Task directions →
Pull out every line in the data that has the string "GetName" in it.

Entries provided →

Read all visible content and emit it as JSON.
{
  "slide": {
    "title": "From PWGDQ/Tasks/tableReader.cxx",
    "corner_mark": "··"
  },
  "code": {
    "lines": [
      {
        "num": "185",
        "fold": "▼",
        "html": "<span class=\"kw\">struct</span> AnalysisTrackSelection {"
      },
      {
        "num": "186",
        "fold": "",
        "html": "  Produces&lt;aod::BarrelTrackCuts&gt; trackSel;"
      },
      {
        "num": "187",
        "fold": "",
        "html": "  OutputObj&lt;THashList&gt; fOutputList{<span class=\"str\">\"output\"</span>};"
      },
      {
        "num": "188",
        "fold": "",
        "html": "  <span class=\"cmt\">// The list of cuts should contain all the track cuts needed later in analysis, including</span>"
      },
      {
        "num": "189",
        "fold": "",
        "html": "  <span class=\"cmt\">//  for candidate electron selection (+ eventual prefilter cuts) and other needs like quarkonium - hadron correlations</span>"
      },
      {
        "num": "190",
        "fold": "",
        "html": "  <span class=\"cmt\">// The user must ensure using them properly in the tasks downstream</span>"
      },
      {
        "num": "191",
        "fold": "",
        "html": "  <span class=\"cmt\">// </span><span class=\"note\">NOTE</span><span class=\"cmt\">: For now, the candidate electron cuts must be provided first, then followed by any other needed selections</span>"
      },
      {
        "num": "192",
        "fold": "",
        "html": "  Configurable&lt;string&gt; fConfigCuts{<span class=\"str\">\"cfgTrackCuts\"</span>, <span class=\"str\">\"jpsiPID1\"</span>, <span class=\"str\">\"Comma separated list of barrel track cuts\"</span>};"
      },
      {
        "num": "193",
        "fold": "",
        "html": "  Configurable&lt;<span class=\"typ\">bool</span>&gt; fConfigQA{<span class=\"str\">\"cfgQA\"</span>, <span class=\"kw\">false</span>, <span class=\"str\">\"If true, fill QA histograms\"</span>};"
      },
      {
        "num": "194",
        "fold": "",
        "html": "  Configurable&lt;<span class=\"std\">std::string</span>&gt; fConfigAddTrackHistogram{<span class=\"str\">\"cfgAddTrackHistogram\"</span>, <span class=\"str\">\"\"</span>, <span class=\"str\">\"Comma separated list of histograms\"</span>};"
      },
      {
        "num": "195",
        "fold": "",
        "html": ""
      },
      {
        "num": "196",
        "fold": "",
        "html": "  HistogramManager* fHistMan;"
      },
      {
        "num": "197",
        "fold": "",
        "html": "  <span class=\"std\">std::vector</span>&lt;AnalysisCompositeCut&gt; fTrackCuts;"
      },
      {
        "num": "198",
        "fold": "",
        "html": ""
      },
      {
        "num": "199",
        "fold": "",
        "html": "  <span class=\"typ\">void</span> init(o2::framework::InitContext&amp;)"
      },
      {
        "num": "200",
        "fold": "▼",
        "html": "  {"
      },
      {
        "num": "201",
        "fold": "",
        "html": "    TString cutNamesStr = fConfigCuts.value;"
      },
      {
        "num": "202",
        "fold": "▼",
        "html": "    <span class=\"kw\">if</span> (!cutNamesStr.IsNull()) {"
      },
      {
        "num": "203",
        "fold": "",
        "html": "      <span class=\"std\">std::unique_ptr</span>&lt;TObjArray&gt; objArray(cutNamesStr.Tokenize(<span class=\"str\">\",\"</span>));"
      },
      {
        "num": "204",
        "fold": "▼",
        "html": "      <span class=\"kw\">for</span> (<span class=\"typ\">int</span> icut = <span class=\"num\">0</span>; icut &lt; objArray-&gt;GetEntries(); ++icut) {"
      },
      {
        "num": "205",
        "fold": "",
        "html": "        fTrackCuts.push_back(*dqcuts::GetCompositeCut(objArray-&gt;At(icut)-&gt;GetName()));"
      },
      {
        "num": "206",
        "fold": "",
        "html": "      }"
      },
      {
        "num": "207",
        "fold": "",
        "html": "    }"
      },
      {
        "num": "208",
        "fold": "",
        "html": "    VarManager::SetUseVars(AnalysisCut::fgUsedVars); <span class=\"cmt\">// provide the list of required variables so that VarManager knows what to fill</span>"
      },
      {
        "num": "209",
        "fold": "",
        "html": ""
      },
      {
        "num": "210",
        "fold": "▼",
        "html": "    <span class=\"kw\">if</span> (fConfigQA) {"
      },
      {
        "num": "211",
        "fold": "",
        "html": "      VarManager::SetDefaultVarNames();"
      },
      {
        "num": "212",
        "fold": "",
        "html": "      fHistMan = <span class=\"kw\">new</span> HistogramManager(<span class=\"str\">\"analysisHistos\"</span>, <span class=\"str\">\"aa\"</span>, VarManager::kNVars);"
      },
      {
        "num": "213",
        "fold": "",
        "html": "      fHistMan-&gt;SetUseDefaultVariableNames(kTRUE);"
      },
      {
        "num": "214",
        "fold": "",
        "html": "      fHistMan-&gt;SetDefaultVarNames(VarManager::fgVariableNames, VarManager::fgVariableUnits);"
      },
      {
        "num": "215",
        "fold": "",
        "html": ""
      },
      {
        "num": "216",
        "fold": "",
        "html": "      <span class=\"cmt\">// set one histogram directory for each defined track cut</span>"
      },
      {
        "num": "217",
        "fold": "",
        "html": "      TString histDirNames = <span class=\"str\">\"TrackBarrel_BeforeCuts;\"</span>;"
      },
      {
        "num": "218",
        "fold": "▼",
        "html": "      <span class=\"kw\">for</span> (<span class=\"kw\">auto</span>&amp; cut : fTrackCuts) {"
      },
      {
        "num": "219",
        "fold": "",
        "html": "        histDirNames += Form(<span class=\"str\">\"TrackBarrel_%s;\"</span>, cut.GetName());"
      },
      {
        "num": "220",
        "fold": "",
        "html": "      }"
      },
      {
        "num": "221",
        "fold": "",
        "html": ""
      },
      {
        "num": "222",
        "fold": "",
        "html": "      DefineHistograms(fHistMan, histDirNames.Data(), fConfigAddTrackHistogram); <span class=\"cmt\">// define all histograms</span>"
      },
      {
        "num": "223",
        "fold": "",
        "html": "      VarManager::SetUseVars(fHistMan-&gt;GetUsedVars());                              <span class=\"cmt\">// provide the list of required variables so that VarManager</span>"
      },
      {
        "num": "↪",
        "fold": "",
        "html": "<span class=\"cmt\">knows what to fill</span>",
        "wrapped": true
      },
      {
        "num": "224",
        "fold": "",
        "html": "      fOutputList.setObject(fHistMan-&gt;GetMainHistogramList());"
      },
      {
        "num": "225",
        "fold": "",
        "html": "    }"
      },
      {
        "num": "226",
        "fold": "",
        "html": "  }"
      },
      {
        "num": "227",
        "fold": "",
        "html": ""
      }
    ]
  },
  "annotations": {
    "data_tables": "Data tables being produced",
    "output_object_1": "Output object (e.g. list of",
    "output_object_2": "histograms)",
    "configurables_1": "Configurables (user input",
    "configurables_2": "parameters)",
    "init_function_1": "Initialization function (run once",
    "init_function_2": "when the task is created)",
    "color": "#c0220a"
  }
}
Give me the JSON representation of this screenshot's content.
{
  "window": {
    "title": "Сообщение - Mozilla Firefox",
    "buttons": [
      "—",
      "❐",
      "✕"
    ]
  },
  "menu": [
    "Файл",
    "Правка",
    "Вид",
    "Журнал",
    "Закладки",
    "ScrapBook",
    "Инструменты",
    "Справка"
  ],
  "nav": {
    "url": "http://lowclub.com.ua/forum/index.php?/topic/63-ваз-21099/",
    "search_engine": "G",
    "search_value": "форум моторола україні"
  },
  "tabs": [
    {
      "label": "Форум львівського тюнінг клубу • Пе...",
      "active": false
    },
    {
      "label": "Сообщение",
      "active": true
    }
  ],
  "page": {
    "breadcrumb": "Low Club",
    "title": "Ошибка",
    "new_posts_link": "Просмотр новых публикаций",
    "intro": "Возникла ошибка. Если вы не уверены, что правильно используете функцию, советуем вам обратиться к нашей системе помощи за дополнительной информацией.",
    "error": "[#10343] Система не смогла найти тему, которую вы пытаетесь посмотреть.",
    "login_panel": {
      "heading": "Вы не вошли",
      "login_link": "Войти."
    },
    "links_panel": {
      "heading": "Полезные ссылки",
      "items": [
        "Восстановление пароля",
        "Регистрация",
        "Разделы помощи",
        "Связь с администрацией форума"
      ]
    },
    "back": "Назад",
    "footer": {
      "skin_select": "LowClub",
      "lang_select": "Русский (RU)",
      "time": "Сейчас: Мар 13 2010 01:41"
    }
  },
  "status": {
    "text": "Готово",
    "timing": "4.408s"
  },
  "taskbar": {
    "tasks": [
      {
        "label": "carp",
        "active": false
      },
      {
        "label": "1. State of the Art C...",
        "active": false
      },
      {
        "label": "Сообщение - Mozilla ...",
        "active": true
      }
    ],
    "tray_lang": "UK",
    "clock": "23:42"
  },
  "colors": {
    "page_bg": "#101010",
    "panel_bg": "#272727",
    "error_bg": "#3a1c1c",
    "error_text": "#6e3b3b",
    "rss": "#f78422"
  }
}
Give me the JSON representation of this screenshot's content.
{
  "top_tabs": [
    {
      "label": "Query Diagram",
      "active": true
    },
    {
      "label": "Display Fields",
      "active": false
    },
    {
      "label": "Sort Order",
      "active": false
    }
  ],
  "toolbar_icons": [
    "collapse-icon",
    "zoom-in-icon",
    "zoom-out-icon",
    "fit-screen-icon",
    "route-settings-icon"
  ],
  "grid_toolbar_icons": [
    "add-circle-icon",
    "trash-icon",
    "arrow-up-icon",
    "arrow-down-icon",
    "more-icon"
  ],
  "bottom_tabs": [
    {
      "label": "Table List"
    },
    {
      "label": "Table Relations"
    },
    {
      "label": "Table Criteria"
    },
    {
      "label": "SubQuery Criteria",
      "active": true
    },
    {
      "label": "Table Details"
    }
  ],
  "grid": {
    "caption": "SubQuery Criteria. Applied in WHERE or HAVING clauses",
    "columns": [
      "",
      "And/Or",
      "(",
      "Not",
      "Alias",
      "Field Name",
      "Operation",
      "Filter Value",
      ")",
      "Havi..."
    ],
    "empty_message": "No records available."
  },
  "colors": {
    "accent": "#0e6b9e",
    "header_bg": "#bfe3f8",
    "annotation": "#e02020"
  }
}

Written solution →
        "html": "        fTrackCuts.push_back(*dqcuts::GetCompositeCut(objArray-&gt;At(icut)-&gt;GetName()));"
        "html": "        histDirNames += Form(<span class=\"str\">\"TrackBarrel_%s;\"</span>, cut.GetName());"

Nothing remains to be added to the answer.